## START Text block

The country’s new leader, Ahmed al-Shara, has donned a suit, trimmed his beard, and dropped his nom de guerre. But Syrians are still afraid.
The leader of the new Syrian administration, Ahmed al-Shara, waits to greet a Ukrainian delegation ahead of a meeting to help strengthen ties between the two countries in December 2024 in Damascus, Syria.(Ali Haj Suleiman / Getty Images)
The messages started appearing on my phone as soon as I left Syria in mid-January. At first, there were links to articles, and social media posts, about threats to Alawis and Christians. Then came friends’ accounts of scary incidents. One woman wrote that a police officer from the new government ordered her to cover her hair. Another told me a Sunni friend—a friend—threatened to kill her. A Christian businessman I’ve known for years texted that he would no longer send me anything political via WhatsApp, because the new government was watching.
The atmosphere was already changing from what I had observed at the beginning of the Hayat Tahrir al-Sham (HTS) government under its leader, Ahmed al-Shara. Shara had dropped his nom de guerre, Abu Mohammad al-Jolani, along with the battle fatigues from his years leading Sunni Muslim fundamentalists against the regime of Bashar al-Assad. With a trimmed beard and a new suit, he was receiving and visiting fellow heads of state from the Middle East and beyond. An American delegation was so impressed that the US revoked its $10 million bounty on Shara’s head for terrorist crimes.
I saw Christians celebrating Christmas as always with Masses, concerts, parties, and processions through the old city. HTS’s new governor of Damascus, Maher Marwan, promenaded through the Christian Quarter on Christmas Eve with reassurances that no one would interfere with their religious practices. Restaurants served alcohol, and HTS has so far not ordered women to hide their hair. Yet even then, some of my Syrian friends—and I am fortunate to have many from more than 50 years of visiting their country—said they were afraid, less of the present than of the past and the future.
In the group’s previous incarnations as part of Al Qaeda and the Islamic State, HTS members rampaged through Iraq and Syria from 2014 to 2017, showing no respect for ethnic or religious differences. Its militants massacred Alawis, Christians, and Yazidis. The assault on the Yazidis, whose men they slaughtered and whose women they sold into sex slavery, was genocidal by any standard. HTS militants had expelled Syrian Kurds, although mostly Sunnis, from their ancestral villages in Afrin province and attacked their autonomous region in the northeast. Jihadi propaganda branded Christians and non-Sunni Muslims—Shia, Alawi, Ismaili, and Druze—as “kafirs” (infidels) deserving death. Sunni fundamentalist clerics had preached in the mosques that it was legitimate to murder kafirs and rape their women.

## END Text block
## START Raw records

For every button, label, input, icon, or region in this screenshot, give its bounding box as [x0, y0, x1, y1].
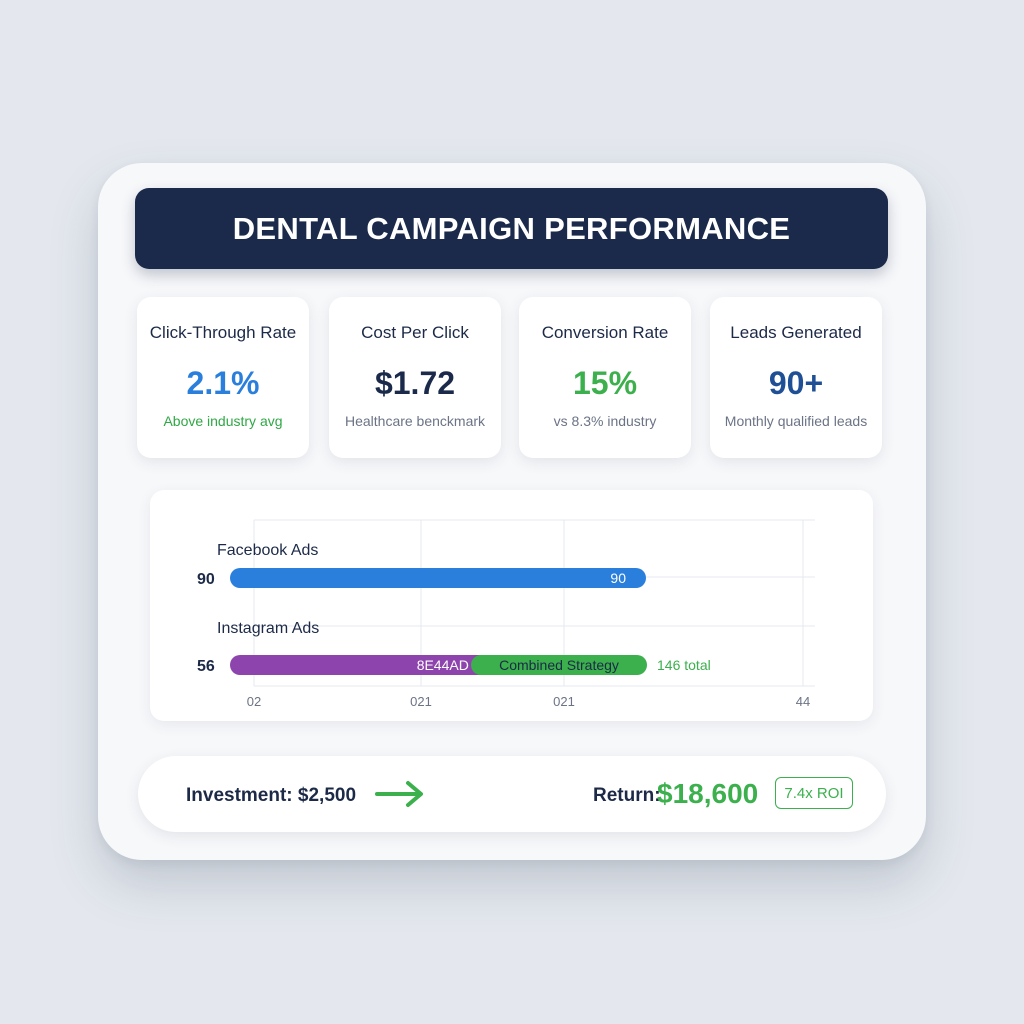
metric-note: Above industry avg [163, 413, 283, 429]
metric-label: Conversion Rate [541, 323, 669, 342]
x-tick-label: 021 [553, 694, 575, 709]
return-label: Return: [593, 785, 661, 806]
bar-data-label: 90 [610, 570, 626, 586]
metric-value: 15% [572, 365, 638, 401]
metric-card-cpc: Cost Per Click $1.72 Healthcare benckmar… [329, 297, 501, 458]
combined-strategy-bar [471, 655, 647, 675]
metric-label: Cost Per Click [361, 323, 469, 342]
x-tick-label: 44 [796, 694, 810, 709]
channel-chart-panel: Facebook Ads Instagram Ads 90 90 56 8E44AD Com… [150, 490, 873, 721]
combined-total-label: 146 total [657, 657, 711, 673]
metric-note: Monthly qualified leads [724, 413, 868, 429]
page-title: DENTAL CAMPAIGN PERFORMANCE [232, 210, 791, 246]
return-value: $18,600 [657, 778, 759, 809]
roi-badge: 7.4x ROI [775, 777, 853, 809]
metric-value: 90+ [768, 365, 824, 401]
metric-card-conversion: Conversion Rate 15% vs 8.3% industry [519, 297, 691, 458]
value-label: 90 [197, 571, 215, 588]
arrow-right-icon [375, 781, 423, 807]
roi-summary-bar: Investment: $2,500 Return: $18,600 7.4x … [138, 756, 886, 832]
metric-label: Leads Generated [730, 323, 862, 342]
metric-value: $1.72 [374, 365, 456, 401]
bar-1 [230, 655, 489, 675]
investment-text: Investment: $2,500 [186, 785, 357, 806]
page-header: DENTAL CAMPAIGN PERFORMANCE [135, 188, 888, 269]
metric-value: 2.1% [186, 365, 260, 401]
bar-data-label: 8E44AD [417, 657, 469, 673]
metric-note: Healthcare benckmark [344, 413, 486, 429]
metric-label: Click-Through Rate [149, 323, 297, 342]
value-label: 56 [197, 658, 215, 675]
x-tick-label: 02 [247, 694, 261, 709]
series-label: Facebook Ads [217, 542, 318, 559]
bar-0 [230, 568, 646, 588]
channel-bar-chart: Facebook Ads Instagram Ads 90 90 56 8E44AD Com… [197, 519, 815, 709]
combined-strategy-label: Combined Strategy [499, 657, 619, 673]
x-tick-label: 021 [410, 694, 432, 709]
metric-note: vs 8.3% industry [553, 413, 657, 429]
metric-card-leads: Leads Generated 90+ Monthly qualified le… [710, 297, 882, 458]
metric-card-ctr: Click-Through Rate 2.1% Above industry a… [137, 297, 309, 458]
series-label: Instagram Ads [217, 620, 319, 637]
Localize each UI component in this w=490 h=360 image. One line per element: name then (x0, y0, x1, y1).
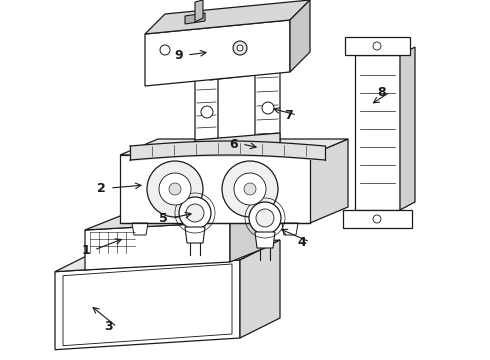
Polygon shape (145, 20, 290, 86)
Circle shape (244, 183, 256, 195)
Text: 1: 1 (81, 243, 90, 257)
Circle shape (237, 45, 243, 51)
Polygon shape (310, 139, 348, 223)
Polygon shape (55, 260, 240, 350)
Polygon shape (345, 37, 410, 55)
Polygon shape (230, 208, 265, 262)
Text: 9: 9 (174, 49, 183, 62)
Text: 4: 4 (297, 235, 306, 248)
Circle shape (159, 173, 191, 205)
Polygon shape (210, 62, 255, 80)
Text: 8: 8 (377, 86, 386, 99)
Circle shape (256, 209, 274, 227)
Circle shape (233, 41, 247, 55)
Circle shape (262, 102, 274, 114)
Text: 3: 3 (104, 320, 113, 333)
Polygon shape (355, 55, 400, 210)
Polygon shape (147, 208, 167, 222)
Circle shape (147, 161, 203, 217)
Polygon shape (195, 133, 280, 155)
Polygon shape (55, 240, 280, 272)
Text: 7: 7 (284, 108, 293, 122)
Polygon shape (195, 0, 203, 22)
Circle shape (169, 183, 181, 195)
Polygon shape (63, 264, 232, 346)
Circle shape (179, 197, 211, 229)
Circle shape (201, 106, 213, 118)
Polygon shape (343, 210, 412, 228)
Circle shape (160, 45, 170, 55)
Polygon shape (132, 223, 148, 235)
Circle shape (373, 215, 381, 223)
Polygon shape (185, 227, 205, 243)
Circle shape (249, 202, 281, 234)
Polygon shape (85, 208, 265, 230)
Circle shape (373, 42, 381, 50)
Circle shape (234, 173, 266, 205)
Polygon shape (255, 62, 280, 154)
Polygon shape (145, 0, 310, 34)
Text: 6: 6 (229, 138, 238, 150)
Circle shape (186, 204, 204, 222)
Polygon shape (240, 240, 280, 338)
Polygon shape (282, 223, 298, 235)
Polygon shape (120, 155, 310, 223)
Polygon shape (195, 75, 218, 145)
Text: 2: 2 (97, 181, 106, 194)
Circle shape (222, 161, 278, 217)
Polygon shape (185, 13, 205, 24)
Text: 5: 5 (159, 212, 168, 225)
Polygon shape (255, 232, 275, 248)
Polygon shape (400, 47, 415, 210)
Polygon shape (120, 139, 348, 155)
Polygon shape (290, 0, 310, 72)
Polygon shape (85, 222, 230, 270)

## END Raw records
## START Raw records

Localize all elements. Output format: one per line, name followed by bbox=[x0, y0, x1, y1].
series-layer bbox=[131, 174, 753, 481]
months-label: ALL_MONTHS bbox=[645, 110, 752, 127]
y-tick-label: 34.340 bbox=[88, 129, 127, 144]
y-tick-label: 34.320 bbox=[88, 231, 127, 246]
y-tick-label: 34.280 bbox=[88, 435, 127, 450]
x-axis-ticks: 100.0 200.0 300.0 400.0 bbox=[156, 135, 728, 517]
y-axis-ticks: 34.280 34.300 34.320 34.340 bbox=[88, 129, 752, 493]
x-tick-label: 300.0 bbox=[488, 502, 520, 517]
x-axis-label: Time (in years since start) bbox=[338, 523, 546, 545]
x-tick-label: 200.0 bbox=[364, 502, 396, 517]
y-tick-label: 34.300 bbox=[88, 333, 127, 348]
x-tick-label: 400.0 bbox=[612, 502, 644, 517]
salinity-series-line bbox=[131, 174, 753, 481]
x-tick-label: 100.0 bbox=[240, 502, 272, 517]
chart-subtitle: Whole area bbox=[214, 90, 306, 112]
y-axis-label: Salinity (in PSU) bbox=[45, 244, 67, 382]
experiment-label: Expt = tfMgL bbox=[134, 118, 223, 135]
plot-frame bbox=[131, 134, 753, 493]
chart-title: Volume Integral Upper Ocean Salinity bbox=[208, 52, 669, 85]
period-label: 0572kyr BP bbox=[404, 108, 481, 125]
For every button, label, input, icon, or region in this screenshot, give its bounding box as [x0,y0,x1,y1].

## END Raw records
## START Raw records

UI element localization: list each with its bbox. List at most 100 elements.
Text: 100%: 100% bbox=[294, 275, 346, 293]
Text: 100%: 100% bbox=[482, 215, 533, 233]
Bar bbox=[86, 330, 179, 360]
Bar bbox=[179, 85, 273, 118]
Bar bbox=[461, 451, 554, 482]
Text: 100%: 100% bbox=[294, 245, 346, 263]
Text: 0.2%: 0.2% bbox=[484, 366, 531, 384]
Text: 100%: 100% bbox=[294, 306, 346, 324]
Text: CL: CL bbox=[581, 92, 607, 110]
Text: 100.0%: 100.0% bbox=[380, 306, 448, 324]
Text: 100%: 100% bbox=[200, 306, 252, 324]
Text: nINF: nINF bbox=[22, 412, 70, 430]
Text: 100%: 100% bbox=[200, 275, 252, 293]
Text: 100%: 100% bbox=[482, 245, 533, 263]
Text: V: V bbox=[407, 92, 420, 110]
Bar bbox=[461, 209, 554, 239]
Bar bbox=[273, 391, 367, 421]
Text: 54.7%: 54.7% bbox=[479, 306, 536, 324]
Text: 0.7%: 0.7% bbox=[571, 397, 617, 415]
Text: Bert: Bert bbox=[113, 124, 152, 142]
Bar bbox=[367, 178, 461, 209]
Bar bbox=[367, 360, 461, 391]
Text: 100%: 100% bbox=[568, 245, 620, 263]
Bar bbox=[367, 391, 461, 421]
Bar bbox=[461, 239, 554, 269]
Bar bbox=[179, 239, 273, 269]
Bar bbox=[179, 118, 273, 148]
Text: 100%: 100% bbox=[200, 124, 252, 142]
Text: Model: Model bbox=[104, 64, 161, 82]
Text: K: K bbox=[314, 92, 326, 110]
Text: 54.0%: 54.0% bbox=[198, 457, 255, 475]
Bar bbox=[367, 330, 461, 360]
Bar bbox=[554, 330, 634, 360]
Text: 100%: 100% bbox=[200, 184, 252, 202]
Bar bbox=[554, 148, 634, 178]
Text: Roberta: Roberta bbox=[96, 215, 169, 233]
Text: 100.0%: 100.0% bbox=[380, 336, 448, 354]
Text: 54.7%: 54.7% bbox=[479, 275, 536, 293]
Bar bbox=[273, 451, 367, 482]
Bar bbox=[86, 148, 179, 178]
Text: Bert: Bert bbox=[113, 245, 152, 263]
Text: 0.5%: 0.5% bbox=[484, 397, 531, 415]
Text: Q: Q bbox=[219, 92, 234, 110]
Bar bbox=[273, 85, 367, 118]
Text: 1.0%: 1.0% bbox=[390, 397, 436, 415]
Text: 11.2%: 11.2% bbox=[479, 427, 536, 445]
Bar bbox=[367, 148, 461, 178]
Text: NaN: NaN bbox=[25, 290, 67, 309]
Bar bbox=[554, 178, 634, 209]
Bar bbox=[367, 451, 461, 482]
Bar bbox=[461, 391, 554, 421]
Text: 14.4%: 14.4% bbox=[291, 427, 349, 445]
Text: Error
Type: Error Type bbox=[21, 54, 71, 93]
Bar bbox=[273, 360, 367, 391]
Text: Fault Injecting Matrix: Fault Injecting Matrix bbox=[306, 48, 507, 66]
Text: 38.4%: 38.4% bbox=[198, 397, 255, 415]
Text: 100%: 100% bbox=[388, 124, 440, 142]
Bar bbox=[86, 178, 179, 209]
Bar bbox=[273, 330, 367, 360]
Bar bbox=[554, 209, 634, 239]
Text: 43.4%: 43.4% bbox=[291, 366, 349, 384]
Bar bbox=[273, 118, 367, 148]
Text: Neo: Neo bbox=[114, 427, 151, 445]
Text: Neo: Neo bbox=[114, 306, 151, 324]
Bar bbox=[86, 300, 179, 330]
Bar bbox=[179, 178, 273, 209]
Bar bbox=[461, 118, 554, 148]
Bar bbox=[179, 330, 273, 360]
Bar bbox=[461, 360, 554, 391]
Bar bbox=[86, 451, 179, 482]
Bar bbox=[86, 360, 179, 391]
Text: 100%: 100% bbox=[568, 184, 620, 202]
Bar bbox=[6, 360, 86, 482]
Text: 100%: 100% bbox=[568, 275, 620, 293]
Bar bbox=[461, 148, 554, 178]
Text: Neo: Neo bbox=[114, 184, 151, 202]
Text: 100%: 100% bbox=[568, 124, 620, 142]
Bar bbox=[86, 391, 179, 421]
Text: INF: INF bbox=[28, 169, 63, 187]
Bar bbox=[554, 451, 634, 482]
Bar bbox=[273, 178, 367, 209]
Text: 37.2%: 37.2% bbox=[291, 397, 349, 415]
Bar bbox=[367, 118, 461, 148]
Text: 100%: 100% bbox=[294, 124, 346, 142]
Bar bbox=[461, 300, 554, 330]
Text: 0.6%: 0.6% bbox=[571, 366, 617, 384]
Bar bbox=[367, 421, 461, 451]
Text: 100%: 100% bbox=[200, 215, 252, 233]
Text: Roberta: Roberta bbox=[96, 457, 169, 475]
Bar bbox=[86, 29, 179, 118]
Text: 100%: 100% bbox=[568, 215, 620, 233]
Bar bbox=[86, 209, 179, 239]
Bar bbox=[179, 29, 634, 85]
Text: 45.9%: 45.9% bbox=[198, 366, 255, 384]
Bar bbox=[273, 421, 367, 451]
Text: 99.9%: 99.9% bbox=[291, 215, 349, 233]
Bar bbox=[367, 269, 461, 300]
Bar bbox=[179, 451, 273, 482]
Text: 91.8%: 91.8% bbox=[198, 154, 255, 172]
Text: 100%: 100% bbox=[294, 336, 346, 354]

## END Raw records

* [Exercise instructions]
a. Reproduce the passage of the article on Syria's new leader starting at "The leader of" and ending at "government was watching.".
b. In the article on Syria's new leader, who is named as HTS's new governor of Damascus?
c. Go on with the article on Syria's new leader, picking up after its final sentence.

* [Answers in order]
a.
The leader of the new Syrian administration, Ahmed al-Shara, waits to greet a Ukrainian delegation ahead of a meeting to help strengthen ties between the two countries in December 2024 in Damascus, Syria.(Ali Haj Suleiman / Getty Images)
The messages started appearing on my phone as soon as I left Syria in mid-January. At first, there were links to articles, and social media posts, about threats to Alawis and Christians. Then came friends’ accounts of scary incidents. One woman wrote that a police officer from the new government ordered her to cover her hair. Another told me a Sunni friend—a friend—threatened to kill her. A Christian businessman I’ve known for years texted that he would no longer send me anything political via WhatsApp, because the new government was watching.

b. Maher Marwan.

c.
The question was whether that past was truly past. Were Shara’s pious words about including all of Syria’s communities in the new order genuine—or a mask to obtain the foreign funding necessary to reconstruct a country devastated from 2011 to 2024 by savage warfare and economic sanctions? One answer came on March 6, when armed Alawis ambushed “HTS-affiliated” forces in the Alawi-majority region around the coastal cities of Tartus and Latakia. Some media reports identified the attackers as “Assad loyalists,” as if their coreligionist Assad planned to regain his throne rather than settle into peaceful luxury in Moscow. A friend of mine in Tartus said the Alawis who took up arms were hungry. Like the rest of the 100,000 Alawis who were dismissed from the army and other government service, they had no incomes and blamed HTS for impoverishing their already destitute community.
John Sawers, a former chief of Britain’s MI6 intelligence service, noted in the Financial Times that Shara “unwisely disbanded the old Syrian national army and police services—repeating the painful mistakes the Americans made in Iraq after the fall of Saddam Hussein’s regime.” Just as disgruntled former Iraqi soldiers constituted the original nucleus of anti-occupation resistance in Iraq after 2003, demobilized Alawis began to rebel against HTS and allied gunmen patrolling their villages.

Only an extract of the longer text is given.